# Excerpted data

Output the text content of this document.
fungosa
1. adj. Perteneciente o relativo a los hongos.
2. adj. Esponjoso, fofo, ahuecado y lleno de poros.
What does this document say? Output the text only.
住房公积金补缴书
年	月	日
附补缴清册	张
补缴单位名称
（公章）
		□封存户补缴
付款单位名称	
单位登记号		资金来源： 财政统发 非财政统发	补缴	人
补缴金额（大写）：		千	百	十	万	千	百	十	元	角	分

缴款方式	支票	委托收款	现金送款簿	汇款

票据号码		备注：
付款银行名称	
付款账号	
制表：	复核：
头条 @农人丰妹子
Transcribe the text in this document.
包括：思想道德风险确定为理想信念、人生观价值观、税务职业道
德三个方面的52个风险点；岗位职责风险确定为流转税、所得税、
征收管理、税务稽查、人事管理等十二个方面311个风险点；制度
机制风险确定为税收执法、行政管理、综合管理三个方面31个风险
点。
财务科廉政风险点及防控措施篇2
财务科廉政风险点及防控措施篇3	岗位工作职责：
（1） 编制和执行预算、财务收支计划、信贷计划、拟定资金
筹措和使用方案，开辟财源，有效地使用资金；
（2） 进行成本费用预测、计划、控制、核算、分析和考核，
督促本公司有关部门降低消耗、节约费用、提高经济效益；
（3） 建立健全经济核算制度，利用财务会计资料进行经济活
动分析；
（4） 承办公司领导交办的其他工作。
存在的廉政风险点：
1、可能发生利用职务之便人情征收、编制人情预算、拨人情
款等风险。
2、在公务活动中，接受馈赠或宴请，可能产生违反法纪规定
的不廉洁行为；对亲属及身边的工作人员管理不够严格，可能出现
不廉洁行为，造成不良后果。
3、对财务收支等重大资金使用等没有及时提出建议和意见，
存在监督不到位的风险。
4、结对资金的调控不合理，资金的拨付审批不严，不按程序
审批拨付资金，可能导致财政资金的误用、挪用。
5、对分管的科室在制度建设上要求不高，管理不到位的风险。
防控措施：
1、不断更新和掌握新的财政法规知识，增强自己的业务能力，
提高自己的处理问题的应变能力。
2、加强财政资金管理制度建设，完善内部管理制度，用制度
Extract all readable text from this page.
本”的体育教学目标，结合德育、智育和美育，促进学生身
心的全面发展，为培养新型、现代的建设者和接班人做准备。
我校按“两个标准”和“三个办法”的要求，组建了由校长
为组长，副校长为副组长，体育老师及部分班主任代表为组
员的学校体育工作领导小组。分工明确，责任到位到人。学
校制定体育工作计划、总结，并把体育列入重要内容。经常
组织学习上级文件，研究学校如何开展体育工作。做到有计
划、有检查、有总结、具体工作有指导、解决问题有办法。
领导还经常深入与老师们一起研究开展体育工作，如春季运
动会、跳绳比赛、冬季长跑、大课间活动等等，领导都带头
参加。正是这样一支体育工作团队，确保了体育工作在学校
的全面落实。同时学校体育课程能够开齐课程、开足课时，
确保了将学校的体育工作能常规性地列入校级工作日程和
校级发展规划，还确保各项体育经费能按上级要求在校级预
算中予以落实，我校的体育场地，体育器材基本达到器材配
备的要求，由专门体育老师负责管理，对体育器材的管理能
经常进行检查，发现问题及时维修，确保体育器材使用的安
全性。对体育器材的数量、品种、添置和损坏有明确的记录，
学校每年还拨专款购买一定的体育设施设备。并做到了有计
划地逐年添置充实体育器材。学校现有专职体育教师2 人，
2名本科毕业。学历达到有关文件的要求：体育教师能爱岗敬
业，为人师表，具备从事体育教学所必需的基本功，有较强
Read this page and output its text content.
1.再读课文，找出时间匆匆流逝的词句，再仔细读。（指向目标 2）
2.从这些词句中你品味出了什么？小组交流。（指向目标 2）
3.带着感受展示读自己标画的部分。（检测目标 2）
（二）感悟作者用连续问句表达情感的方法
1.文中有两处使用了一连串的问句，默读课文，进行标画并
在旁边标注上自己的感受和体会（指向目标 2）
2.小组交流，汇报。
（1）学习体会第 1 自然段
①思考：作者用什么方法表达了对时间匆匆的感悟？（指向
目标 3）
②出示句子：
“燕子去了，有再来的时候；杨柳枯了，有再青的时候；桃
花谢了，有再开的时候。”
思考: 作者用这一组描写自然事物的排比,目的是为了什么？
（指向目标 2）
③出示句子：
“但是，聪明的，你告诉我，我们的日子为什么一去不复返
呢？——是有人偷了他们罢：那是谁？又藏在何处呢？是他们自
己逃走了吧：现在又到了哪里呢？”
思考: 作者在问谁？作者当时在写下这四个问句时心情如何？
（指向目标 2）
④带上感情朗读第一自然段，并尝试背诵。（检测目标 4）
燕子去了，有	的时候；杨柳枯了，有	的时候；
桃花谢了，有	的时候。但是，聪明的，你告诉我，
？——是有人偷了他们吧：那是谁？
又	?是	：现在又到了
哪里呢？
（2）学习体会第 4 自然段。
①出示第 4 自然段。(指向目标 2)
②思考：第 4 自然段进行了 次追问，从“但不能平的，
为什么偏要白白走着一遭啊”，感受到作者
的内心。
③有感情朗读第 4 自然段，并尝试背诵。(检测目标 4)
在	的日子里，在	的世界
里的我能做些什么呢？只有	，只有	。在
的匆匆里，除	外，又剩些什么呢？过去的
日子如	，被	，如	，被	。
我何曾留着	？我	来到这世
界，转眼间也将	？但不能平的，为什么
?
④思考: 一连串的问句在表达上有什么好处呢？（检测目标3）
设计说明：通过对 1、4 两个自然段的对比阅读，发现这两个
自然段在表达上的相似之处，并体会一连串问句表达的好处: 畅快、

# Directions
Using the listing above, list every line in which the string "this" occurs.

# Answer for the task
Output the text content of this document.
What does this document say? Output the text only.
Transcribe the text in this document.
Extract all readable text from this page.
Read this page and output its text content.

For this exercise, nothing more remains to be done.